Type out the records that follow, exactly as given.

== Provided data

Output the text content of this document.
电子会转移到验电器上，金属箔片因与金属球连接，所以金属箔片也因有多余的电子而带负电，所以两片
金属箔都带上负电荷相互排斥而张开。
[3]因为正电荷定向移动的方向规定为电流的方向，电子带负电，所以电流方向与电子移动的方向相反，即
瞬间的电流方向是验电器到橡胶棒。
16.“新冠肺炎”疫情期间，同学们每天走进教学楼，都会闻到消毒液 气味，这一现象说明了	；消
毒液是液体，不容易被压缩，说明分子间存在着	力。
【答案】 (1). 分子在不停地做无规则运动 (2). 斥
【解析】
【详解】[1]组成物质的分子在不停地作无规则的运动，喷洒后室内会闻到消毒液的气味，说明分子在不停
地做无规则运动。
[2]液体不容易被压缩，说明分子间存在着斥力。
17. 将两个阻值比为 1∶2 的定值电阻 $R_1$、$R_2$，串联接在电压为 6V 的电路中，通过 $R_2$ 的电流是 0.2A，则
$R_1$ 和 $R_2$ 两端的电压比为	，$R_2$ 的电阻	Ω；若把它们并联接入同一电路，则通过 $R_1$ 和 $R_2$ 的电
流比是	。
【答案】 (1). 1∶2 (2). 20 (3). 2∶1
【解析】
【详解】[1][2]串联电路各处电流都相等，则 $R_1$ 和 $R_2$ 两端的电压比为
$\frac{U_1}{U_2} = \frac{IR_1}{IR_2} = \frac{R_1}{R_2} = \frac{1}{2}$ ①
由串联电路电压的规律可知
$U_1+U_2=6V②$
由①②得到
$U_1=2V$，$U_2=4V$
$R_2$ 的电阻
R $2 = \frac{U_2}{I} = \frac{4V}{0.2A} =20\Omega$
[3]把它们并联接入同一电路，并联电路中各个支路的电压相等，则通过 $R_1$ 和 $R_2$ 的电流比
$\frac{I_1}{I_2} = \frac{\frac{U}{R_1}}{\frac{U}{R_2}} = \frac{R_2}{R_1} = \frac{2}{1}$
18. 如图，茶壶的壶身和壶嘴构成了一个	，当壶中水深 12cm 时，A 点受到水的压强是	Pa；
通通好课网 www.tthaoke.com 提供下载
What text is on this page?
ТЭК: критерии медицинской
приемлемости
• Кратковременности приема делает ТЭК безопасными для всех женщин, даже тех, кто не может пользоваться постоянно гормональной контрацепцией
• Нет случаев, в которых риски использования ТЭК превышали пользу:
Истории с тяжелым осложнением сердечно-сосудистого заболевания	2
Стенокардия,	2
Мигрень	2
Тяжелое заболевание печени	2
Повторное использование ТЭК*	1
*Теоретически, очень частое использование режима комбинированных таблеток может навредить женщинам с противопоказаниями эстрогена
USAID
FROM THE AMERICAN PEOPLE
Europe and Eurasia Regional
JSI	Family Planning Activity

====

§ Answer to this exercise
Output the text content of this document.
电子会转移到验电器上，金属箔片因与金属球连接，所以金属箔片也因有多余的电子而带负电，所以两片
金属箔都带上负电荷相互排斥而张开。
[3]因为正电荷定向移动的方向规定为电流的方向，电子带负电，所以电流方向与电子移动的方向相反，即
瞬间的电流方向是验电器到橡胶棒。
16.“新冠肺炎”疫情期间，同学们每天走进教学楼，都会闻到消毒液 气味，这一现象说明了	；消
毒液是液体，不容易被压缩，说明分子间存在着	力。
【答案】 (1). 分子在不停地做无规则运动 (2). 斥
【解析】
【详解】[1]组成物质的分子在不停地作无规则的运动，喷洒后室内会闻到消毒液的气味，说明分子在不停
地做无规则运动。
[2]液体不容易被压缩，说明分子间存在着斥力。
17. 将两个阻值比为 1∶2 的定值电阻 $R_1$、$R_2$，串联接在电压为 6V 的电路中，通过 $R_2$ 的电流是 0.2A，则
$R_1$ 和 $R_2$ 两端的电压比为	，$R_2$ 的电阻	Ω；若把它们并联接入同一电路，则通过 $R_1$ 和 $R_2$ 的电
流比是	。
【答案】 (1). 1∶2 (2). 20 (3). 2∶1
【解析】
【详解】[1][2]串联电路各处电流都相等，则 $R_1$ 和 $R_2$ 两端的电压比为
$\frac{U_1}{U_2} = \frac{IR_1}{IR_2} = \frac{R_1}{R_2} = \frac{1}{2}$ ①
由串联电路电压的规律可知
$U_1+U_2=6V②$
由①②得到
$U_1=2V$，$U_2=4V$
$R_2$ 的电阻
R $2 = \frac{U_2}{I} = \frac{4V}{0.2A} =20\Omega$
[3]把它们并联接入同一电路，并联电路中各个支路的电压相等，则通过 $R_1$ 和 $R_2$ 的电流比
$\frac{I_1}{I_2} = \frac{\frac{U}{R_1}}{\frac{U}{R_2}} = \frac{R_2}{R_1} = \frac{2}{1}$
18. 如图，茶壶的壶身和壶嘴构成了一个	，当壶中水深 12cm 时，A 点受到水的压强是	Pa；
通通好课网 www.tthaoke.com 提供下载
What text is on this page?
ТЭК: критерии медицинской
приемлемости
• Кратковременности приема делает ТЭК безопасными для всех женщин, даже тех, кто не может пользоваться постоянно гормональной контрацепцией
• Нет случаев, в которых риски использования ТЭК превышали пользу:
Истории с тяжелым осложнением сердечно-сосудистого заболевания	2
Стенокардия,	2
Мигрень	2
Тяжелое заболевание печени	2
Повторное использование ТЭК*	1
*Теоретически, очень частое использование режима комбинированных таблеток может навредить женщинам с противопоказаниями эстрогена
USAID
FROM THE AMERICAN PEOPLE
Europe and Eurasia Regional
JSI	Family Planning Activity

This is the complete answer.